## Provided data
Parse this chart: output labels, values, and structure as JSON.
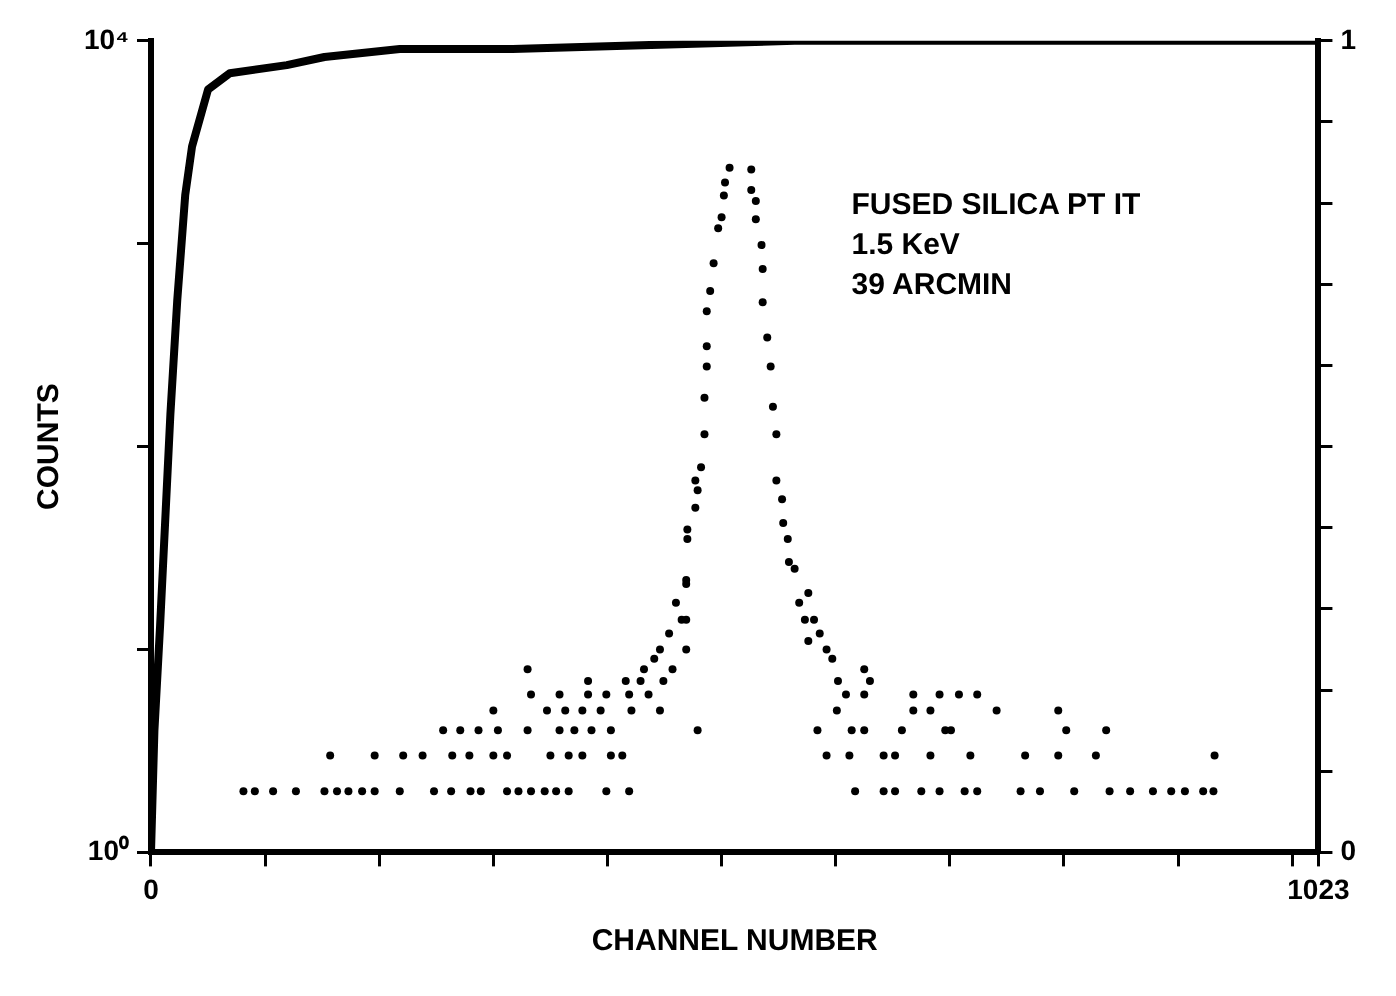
{
  "chart_data": {
    "type": "scatter",
    "xlabel": "CHANNEL NUMBER",
    "ylabel": "COUNTS",
    "annotations": [
      "FUSED SILICA PT IT",
      "1.5 KeV",
      "39 ARCMIN"
    ],
    "xlim": [
      0,
      1023
    ],
    "xticks": [
      0,
      {
        "value": 100,
        "label": null
      },
      {
        "value": 200,
        "label": null
      },
      {
        "value": 300,
        "label": null
      },
      {
        "value": 400,
        "label": null
      },
      {
        "value": 500,
        "label": null
      },
      {
        "value": 600,
        "label": null
      },
      {
        "value": 700,
        "label": null
      },
      {
        "value": 800,
        "label": null
      },
      {
        "value": 900,
        "label": null
      },
      {
        "value": 1000,
        "label": null
      },
      1023
    ],
    "ylim": [
      1,
      10000
    ],
    "yticks": [
      {
        "value": 1,
        "label": "10⁰"
      },
      {
        "value": 10,
        "label": null
      },
      {
        "value": 100,
        "label": null
      },
      {
        "value": 1000,
        "label": null
      },
      {
        "value": 10000,
        "label": "10⁴"
      }
    ],
    "y2lim": [
      0,
      1
    ],
    "y2ticks": [
      0,
      {
        "value": 0.1,
        "label": null
      },
      {
        "value": 0.2,
        "label": null
      },
      {
        "value": 0.3,
        "label": null
      },
      {
        "value": 0.4,
        "label": null
      },
      {
        "value": 0.5,
        "label": null
      },
      {
        "value": 0.6,
        "label": null
      },
      {
        "value": 0.7,
        "label": null
      },
      {
        "value": 0.8,
        "label": null
      },
      {
        "value": 0.9,
        "label": null
      },
      1
    ],
    "log": "y",
    "grid": false,
    "legend": false,
    "series": [
      {
        "marker": "circle",
        "color": "#000000",
        "x": [
          81,
          91,
          107,
          127,
          152,
          163,
          173,
          185,
          196,
          218,
          248,
          263,
          280,
          289,
          312,
          322,
          333,
          345,
          355,
          366,
          399,
          419,
          157,
          196,
          221,
          238,
          264,
          279,
          300,
          312,
          350,
          366,
          378,
          403,
          413,
          256,
          271,
          287,
          304,
          330,
          358,
          371,
          386,
          403,
          300,
          347,
          363,
          378,
          394,
          421,
          446,
          333,
          358,
          383,
          399,
          419,
          436,
          383,
          416,
          429,
          449,
          330,
          432,
          441,
          446,
          454,
          457,
          460,
          465,
          469,
          469,
          470,
          477,
          479,
          479,
          477,
          470,
          469,
          469,
          482,
          485,
          485,
          487,
          487,
          487,
          490,
          493,
          497,
          500,
          502,
          503,
          507,
          526,
          526,
          530,
          530,
          535,
          536,
          536,
          540,
          543,
          545,
          548,
          548,
          553,
          554,
          558,
          559,
          564,
          568,
          576,
          573,
          581,
          576,
          586,
          592,
          597,
          602,
          609,
          625,
          630,
          625,
          601,
          584,
          614,
          625,
          592,
          612,
          617,
          642,
          652,
          642,
          652,
          658,
          668,
          668,
          683,
          691,
          708,
          724,
          675,
          683,
          696,
          701,
          691,
          713,
          724,
          718,
          741,
          762,
          766,
          779,
          795,
          802,
          795,
          809,
          828,
          837,
          840,
          858,
          878,
          894,
          906,
          922,
          931,
          932
        ],
        "values": [
          2,
          2,
          2,
          2,
          2,
          2,
          2,
          2,
          2,
          2,
          2,
          2,
          2,
          2,
          2,
          2,
          2,
          2,
          2,
          2,
          2,
          2,
          3,
          3,
          3,
          3,
          3,
          3,
          3,
          3,
          3,
          3,
          3,
          3,
          3,
          4,
          4,
          4,
          4,
          4,
          4,
          4,
          4,
          4,
          5,
          5,
          5,
          5,
          5,
          5,
          5,
          6,
          6,
          6,
          6,
          6,
          6,
          7,
          7,
          7,
          7,
          8,
          8,
          9,
          10,
          12,
          8,
          17,
          14,
          21,
          10,
          35,
          50,
          4,
          61,
          68,
          39,
          22,
          14,
          79,
          115,
          174,
          248,
          312,
          465,
          585,
          800,
          1190,
          1350,
          1730,
          2000,
          2370,
          2320,
          1840,
          1625,
          1320,
          985,
          750,
          515,
          345,
          248,
          157,
          115,
          68,
          55,
          42,
          35,
          27,
          25,
          17,
          19,
          14,
          14,
          11,
          12,
          10,
          9,
          7,
          6,
          8,
          7,
          6,
          5,
          4,
          4,
          4,
          3,
          3,
          2,
          3,
          3,
          2,
          2,
          4,
          6,
          5,
          5,
          6,
          6,
          6,
          2,
          3,
          4,
          4,
          2,
          2,
          2,
          3,
          5,
          2,
          3,
          2,
          5,
          4,
          3,
          2,
          3,
          4,
          2,
          2,
          2,
          2,
          2,
          2,
          2,
          3
        ]
      },
      {
        "type": "line",
        "axis": "y2",
        "marker": "none",
        "line_style": "solid",
        "color": "#000000",
        "x": [
          0,
          3,
          8,
          17,
          23,
          30,
          36,
          50,
          69,
          119,
          152,
          218,
          317,
          564,
          1023
        ],
        "values": [
          0,
          0.15,
          0.28,
          0.54,
          0.68,
          0.81,
          0.87,
          0.94,
          0.96,
          0.97,
          0.98,
          0.99,
          0.99,
          1,
          1
        ]
      }
    ]
  }
}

## Work to complete
Copy the data word for word. Pictures do not go in the copy.

## Answer to this problem
Parse this chart: output labels, values, and structure as JSON.
{
  "chart_data": {
    "type": "scatter",
    "xlabel": "CHANNEL NUMBER",
    "ylabel": "COUNTS",
    "annotations": [
      "FUSED SILICA PT IT",
      "1.5 KeV",
      "39 ARCMIN"
    ],
    "xlim": [
      0,
      1023
    ],
    "xticks": [
      0,
      {
        "value": 100,
        "label": null
      },
      {
        "value": 200,
        "label": null
      },
      {
        "value": 300,
        "label": null
      },
      {
        "value": 400,
        "label": null
      },
      {
        "value": 500,
        "label": null
      },
      {
        "value": 600,
        "label": null
      },
      {
        "value": 700,
        "label": null
      },
      {
        "value": 800,
        "label": null
      },
      {
        "value": 900,
        "label": null
      },
      {
        "value": 1000,
        "label": null
      },
      1023
    ],
    "ylim": [
      1,
      10000
    ],
    "yticks": [
      {
        "value": 1,
        "label": "10⁰"
      },
      {
        "value": 10,
        "label": null
      },
      {
        "value": 100,
        "label": null
      },
      {
        "value": 1000,
        "label": null
      },
      {
        "value": 10000,
        "label": "10⁴"
      }
    ],
    "y2lim": [
      0,
      1
    ],
    "y2ticks": [
      0,
      {
        "value": 0.1,
        "label": null
      },
      {
        "value": 0.2,
        "label": null
      },
      {
        "value": 0.3,
        "label": null
      },
      {
        "value": 0.4,
        "label": null
      },
      {
        "value": 0.5,
        "label": null
      },
      {
        "value": 0.6,
        "label": null
      },
      {
        "value": 0.7,
        "label": null
      },
      {
        "value": 0.8,
        "label": null
      },
      {
        "value": 0.9,
        "label": null
      },
      1
    ],
    "log": "y",
    "grid": false,
    "legend": false,
    "series": [
      {
        "marker": "circle",
        "color": "#000000",
        "x": [
          81,
          91,
          107,
          127,
          152,
          163,
          173,
          185,
          196,
          218,
          248,
          263,
          280,
          289,
          312,
          322,
          333,
          345,
          355,
          366,
          399,
          419,
          157,
          196,
          221,
          238,
          264,
          279,
          300,
          312,
          350,
          366,
          378,
          403,
          413,
          256,
          271,
          287,
          304,
          330,
          358,
          371,
          386,
          403,
          300,
          347,
          363,
          378,
          394,
          421,
          446,
          333,
          358,
          383,
          399,
          419,
          436,
          383,
          416,
          429,
          449,
          330,
          432,
          441,
          446,
          454,
          457,
          460,
          465,
          469,
          469,
          470,
          477,
          479,
          479,
          477,
          470,
          469,
          469,
          482,
          485,
          485,
          487,
          487,
          487,
          490,
          493,
          497,
          500,
          502,
          503,
          507,
          526,
          526,
          530,
          530,
          535,
          536,
          536,
          540,
          543,
          545,
          548,
          548,
          553,
          554,
          558,
          559,
          564,
          568,
          576,
          573,
          581,
          576,
          586,
          592,
          597,
          602,
          609,
          625,
          630,
          625,
          601,
          584,
          614,
          625,
          592,
          612,
          617,
          642,
          652,
          642,
          652,
          658,
          668,
          668,
          683,
          691,
          708,
          724,
          675,
          683,
          696,
          701,
          691,
          713,
          724,
          718,
          741,
          762,
          766,
          779,
          795,
          802,
          795,
          809,
          828,
          837,
          840,
          858,
          878,
          894,
          906,
          922,
          931,
          932
        ],
        "values": [
          2,
          2,
          2,
          2,
          2,
          2,
          2,
          2,
          2,
          2,
          2,
          2,
          2,
          2,
          2,
          2,
          2,
          2,
          2,
          2,
          2,
          2,
          3,
          3,
          3,
          3,
          3,
          3,
          3,
          3,
          3,
          3,
          3,
          3,
          3,
          4,
          4,
          4,
          4,
          4,
          4,
          4,
          4,
          4,
          5,
          5,
          5,
          5,
          5,
          5,
          5,
          6,
          6,
          6,
          6,
          6,
          6,
          7,
          7,
          7,
          7,
          8,
          8,
          9,
          10,
          12,
          8,
          17,
          14,
          21,
          10,
          35,
          50,
          4,
          61,
          68,
          39,
          22,
          14,
          79,
          115,
          174,
          248,
          312,
          465,
          585,
          800,
          1190,
          1350,
          1730,
          2000,
          2370,
          2320,
          1840,
          1625,
          1320,
          985,
          750,
          515,
          345,
          248,
          157,
          115,
          68,
          55,
          42,
          35,
          27,
          25,
          17,
          19,
          14,
          14,
          11,
          12,
          10,
          9,
          7,
          6,
          8,
          7,
          6,
          5,
          4,
          4,
          4,
          3,
          3,
          2,
          3,
          3,
          2,
          2,
          4,
          6,
          5,
          5,
          6,
          6,
          6,
          2,
          3,
          4,
          4,
          2,
          2,
          2,
          3,
          5,
          2,
          3,
          2,
          5,
          4,
          3,
          2,
          3,
          4,
          2,
          2,
          2,
          2,
          2,
          2,
          2,
          3
        ]
      },
      {
        "type": "line",
        "axis": "y2",
        "marker": "none",
        "line_style": "solid",
        "color": "#000000",
        "x": [
          0,
          3,
          8,
          17,
          23,
          30,
          36,
          50,
          69,
          119,
          152,
          218,
          317,
          564,
          1023
        ],
        "values": [
          0,
          0.15,
          0.28,
          0.54,
          0.68,
          0.81,
          0.87,
          0.94,
          0.96,
          0.97,
          0.98,
          0.99,
          0.99,
          1,
          1
        ]
      }
    ]
  }
}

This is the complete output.